Work to do -> Each record below must be returned exactly as shown.
____ Items
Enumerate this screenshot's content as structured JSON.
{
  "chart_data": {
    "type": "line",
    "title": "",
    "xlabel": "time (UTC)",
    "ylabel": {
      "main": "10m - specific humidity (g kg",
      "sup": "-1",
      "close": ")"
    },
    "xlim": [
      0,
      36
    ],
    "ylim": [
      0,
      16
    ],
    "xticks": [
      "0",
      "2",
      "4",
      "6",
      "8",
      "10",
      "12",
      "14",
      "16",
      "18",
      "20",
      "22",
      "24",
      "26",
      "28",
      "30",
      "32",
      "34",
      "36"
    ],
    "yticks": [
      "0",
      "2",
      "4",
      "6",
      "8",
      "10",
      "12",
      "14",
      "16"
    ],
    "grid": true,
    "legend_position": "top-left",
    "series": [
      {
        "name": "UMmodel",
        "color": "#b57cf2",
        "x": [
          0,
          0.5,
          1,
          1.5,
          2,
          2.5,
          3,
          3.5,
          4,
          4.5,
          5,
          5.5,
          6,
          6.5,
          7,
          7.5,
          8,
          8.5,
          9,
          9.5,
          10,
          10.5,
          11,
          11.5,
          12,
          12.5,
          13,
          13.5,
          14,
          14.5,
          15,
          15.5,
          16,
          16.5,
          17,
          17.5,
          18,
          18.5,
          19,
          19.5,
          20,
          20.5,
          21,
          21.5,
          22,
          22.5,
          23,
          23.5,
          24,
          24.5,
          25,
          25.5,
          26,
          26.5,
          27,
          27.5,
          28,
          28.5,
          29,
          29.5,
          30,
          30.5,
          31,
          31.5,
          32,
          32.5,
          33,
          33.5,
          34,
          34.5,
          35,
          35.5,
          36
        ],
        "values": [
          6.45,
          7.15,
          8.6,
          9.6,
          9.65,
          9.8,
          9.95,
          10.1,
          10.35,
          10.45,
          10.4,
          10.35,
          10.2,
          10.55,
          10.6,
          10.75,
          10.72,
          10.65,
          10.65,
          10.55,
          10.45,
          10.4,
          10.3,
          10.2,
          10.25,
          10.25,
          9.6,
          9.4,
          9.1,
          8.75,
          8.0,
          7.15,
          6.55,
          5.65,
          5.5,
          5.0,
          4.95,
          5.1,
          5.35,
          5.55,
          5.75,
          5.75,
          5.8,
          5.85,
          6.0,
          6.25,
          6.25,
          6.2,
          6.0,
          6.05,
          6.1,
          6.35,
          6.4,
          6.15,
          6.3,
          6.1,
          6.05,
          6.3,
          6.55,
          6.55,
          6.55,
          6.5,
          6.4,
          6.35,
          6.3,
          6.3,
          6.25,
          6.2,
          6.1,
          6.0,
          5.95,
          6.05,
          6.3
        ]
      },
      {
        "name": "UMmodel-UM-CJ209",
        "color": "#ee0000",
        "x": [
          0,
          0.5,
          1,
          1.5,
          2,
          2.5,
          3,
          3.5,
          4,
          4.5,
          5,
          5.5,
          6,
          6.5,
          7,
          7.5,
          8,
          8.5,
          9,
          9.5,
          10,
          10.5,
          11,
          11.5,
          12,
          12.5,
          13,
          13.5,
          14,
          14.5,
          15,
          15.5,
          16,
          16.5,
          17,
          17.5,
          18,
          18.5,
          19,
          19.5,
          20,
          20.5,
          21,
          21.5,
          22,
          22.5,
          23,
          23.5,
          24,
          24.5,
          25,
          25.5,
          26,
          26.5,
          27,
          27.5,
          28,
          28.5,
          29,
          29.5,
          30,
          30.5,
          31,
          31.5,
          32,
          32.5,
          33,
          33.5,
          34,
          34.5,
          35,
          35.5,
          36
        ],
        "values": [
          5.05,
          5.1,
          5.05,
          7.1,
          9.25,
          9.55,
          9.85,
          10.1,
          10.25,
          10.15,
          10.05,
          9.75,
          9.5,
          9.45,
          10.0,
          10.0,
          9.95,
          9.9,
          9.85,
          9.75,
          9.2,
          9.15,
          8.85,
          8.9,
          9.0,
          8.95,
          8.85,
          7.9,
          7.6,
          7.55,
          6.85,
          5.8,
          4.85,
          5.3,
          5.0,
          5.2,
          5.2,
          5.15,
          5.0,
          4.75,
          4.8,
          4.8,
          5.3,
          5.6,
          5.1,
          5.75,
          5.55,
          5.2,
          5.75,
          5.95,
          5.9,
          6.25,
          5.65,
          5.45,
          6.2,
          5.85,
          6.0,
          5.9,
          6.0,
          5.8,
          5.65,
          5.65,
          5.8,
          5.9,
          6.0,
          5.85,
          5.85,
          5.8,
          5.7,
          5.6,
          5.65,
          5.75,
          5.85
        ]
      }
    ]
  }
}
________
Result for this task ->
Enumerate this screenshot's content as structured JSON.
{
  "chart_data": {
    "type": "line",
    "title": "",
    "xlabel": "time (UTC)",
    "ylabel": {
      "main": "10m - specific humidity (g kg",
      "sup": "-1",
      "close": ")"
    },
    "xlim": [
      0,
      36
    ],
    "ylim": [
      0,
      16
    ],
    "xticks": [
      "0",
      "2",
      "4",
      "6",
      "8",
      "10",
      "12",
      "14",
      "16",
      "18",
      "20",
      "22",
      "24",
      "26",
      "28",
      "30",
      "32",
      "34",
      "36"
    ],
    "yticks": [
      "0",
      "2",
      "4",
      "6",
      "8",
      "10",
      "12",
      "14",
      "16"
    ],
    "grid": true,
    "legend_position": "top-left",
    "series": [
      {
        "name": "UMmodel",
        "color": "#b57cf2",
        "x": [
          0,
          0.5,
          1,
          1.5,
          2,
          2.5,
          3,
          3.5,
          4,
          4.5,
          5,
          5.5,
          6,
          6.5,
          7,
          7.5,
          8,
          8.5,
          9,
          9.5,
          10,
          10.5,
          11,
          11.5,
          12,
          12.5,
          13,
          13.5,
          14,
          14.5,
          15,
          15.5,
          16,
          16.5,
          17,
          17.5,
          18,
          18.5,
          19,
          19.5,
          20,
          20.5,
          21,
          21.5,
          22,
          22.5,
          23,
          23.5,
          24,
          24.5,
          25,
          25.5,
          26,
          26.5,
          27,
          27.5,
          28,
          28.5,
          29,
          29.5,
          30,
          30.5,
          31,
          31.5,
          32,
          32.5,
          33,
          33.5,
          34,
          34.5,
          35,
          35.5,
          36
        ],
        "values": [
          6.45,
          7.15,
          8.6,
          9.6,
          9.65,
          9.8,
          9.95,
          10.1,
          10.35,
          10.45,
          10.4,
          10.35,
          10.2,
          10.55,
          10.6,
          10.75,
          10.72,
          10.65,
          10.65,
          10.55,
          10.45,
          10.4,
          10.3,
          10.2,
          10.25,
          10.25,
          9.6,
          9.4,
          9.1,
          8.75,
          8.0,
          7.15,
          6.55,
          5.65,
          5.5,
          5.0,
          4.95,
          5.1,
          5.35,
          5.55,
          5.75,
          5.75,
          5.8,
          5.85,
          6.0,
          6.25,
          6.25,
          6.2,
          6.0,
          6.05,
          6.1,
          6.35,
          6.4,
          6.15,
          6.3,
          6.1,
          6.05,
          6.3,
          6.55,
          6.55,
          6.55,
          6.5,
          6.4,
          6.35,
          6.3,
          6.3,
          6.25,
          6.2,
          6.1,
          6.0,
          5.95,
          6.05,
          6.3
        ]
      },
      {
        "name": "UMmodel-UM-CJ209",
        "color": "#ee0000",
        "x": [
          0,
          0.5,
          1,
          1.5,
          2,
          2.5,
          3,
          3.5,
          4,
          4.5,
          5,
          5.5,
          6,
          6.5,
          7,
          7.5,
          8,
          8.5,
          9,
          9.5,
          10,
          10.5,
          11,
          11.5,
          12,
          12.5,
          13,
          13.5,
          14,
          14.5,
          15,
          15.5,
          16,
          16.5,
          17,
          17.5,
          18,
          18.5,
          19,
          19.5,
          20,
          20.5,
          21,
          21.5,
          22,
          22.5,
          23,
          23.5,
          24,
          24.5,
          25,
          25.5,
          26,
          26.5,
          27,
          27.5,
          28,
          28.5,
          29,
          29.5,
          30,
          30.5,
          31,
          31.5,
          32,
          32.5,
          33,
          33.5,
          34,
          34.5,
          35,
          35.5,
          36
        ],
        "values": [
          5.05,
          5.1,
          5.05,
          7.1,
          9.25,
          9.55,
          9.85,
          10.1,
          10.25,
          10.15,
          10.05,
          9.75,
          9.5,
          9.45,
          10.0,
          10.0,
          9.95,
          9.9,
          9.85,
          9.75,
          9.2,
          9.15,
          8.85,
          8.9,
          9.0,
          8.95,
          8.85,
          7.9,
          7.6,
          7.55,
          6.85,
          5.8,
          4.85,
          5.3,
          5.0,
          5.2,
          5.2,
          5.15,
          5.0,
          4.75,
          4.8,
          4.8,
          5.3,
          5.6,
          5.1,
          5.75,
          5.55,
          5.2,
          5.75,
          5.95,
          5.9,
          6.25,
          5.65,
          5.45,
          6.2,
          5.85,
          6.0,
          5.9,
          6.0,
          5.8,
          5.65,
          5.65,
          5.8,
          5.9,
          6.0,
          5.85,
          5.85,
          5.8,
          5.7,
          5.6,
          5.65,
          5.75,
          5.85
        ]
      }
    ]
  }
}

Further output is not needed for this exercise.